Set exercise —
Copy everything in the listing below word for word, apart from any images.

>> begin Entries

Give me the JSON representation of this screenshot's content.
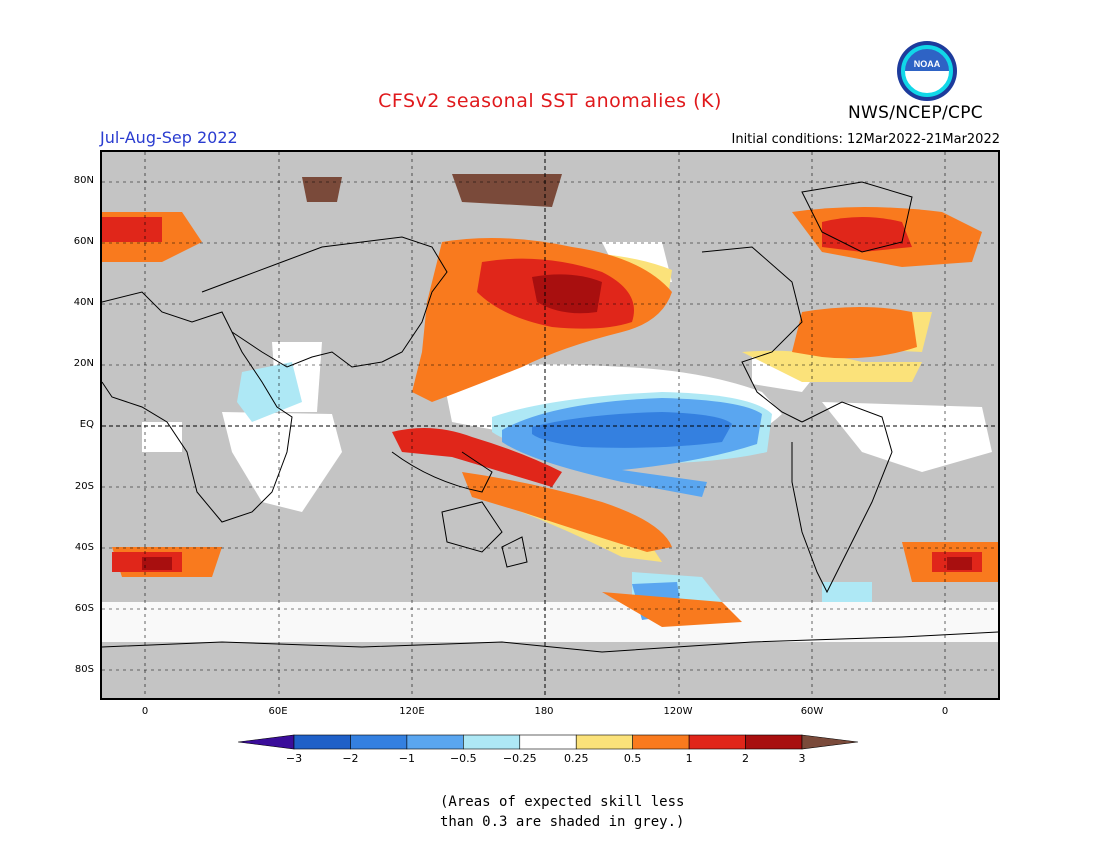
{
  "title": "CFSv2 seasonal SST anomalies (K)",
  "period": "Jul-Aug-Sep 2022",
  "initial_conditions": "Initial conditions: 12Mar2022-21Mar2022",
  "agency": "NWS/NCEP/CPC",
  "logo_text": "NOAA",
  "lat_labels": [
    "80N",
    "60N",
    "40N",
    "20N",
    "EQ",
    "20S",
    "40S",
    "60S",
    "80S"
  ],
  "lon_labels": [
    "0",
    "60E",
    "120E",
    "180",
    "120W",
    "60W",
    "0"
  ],
  "colorbar": {
    "tick_labels": [
      "−3",
      "−2",
      "−1",
      "−0.5",
      "−0.25",
      "0.25",
      "0.5",
      "1",
      "2",
      "3"
    ],
    "colors": [
      "#3a0d9a",
      "#1f60c8",
      "#3480e0",
      "#5aa6f0",
      "#aee8f5",
      "#ffffff",
      "#fbe27a",
      "#f97a1e",
      "#e0261a",
      "#a80f0f",
      "#7a4a3a"
    ]
  },
  "note": "(Areas of expected skill less\nthan 0.3 are shaded in grey.)",
  "map_colors": {
    "ocean_grey": "#c4c4c4",
    "land": "#c4c4c4",
    "coast": "#000000"
  }
}
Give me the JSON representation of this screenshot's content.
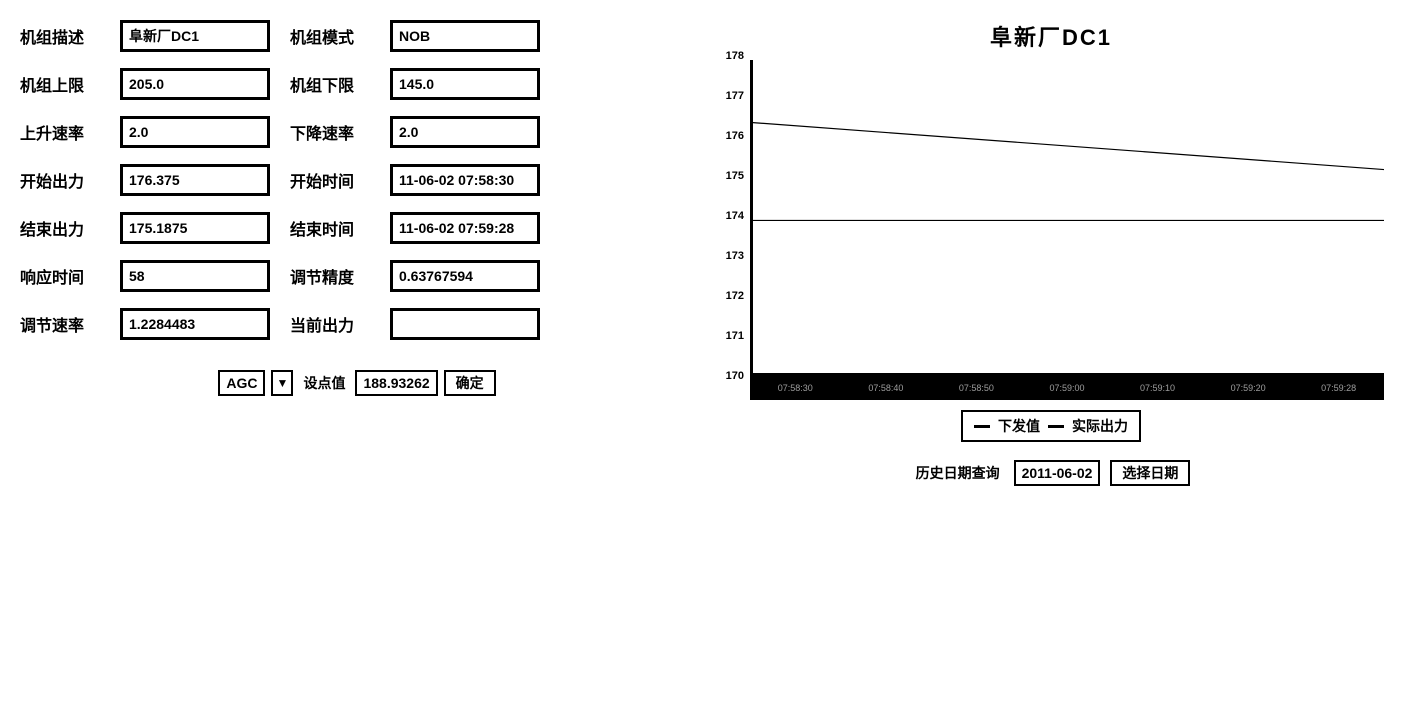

>> end Entries

Correct response —
Give me the JSON representation of this screenshot's content.
{
  "title": "CFSv2 seasonal SST anomalies (K)",
  "period": "Jul-Aug-Sep 2022",
  "initial_conditions": "Initial conditions: 12Mar2022-21Mar2022",
  "agency": "NWS/NCEP/CPC",
  "logo_text": "NOAA",
  "lat_labels": [
    "80N",
    "60N",
    "40N",
    "20N",
    "EQ",
    "20S",
    "40S",
    "60S",
    "80S"
  ],
  "lon_labels": [
    "0",
    "60E",
    "120E",
    "180",
    "120W",
    "60W",
    "0"
  ],
  "colorbar": {
    "tick_labels": [
      "−3",
      "−2",
      "−1",
      "−0.5",
      "−0.25",
      "0.25",
      "0.5",
      "1",
      "2",
      "3"
    ],
    "colors": [
      "#3a0d9a",
      "#1f60c8",
      "#3480e0",
      "#5aa6f0",
      "#aee8f5",
      "#ffffff",
      "#fbe27a",
      "#f97a1e",
      "#e0261a",
      "#a80f0f",
      "#7a4a3a"
    ]
  },
  "note": "(Areas of expected skill less\nthan 0.3 are shaded in grey.)",
  "map_colors": {
    "ocean_grey": "#c4c4c4",
    "land": "#c4c4c4",
    "coast": "#000000"
  }
}
Give me the JSON representation of this screenshot's content.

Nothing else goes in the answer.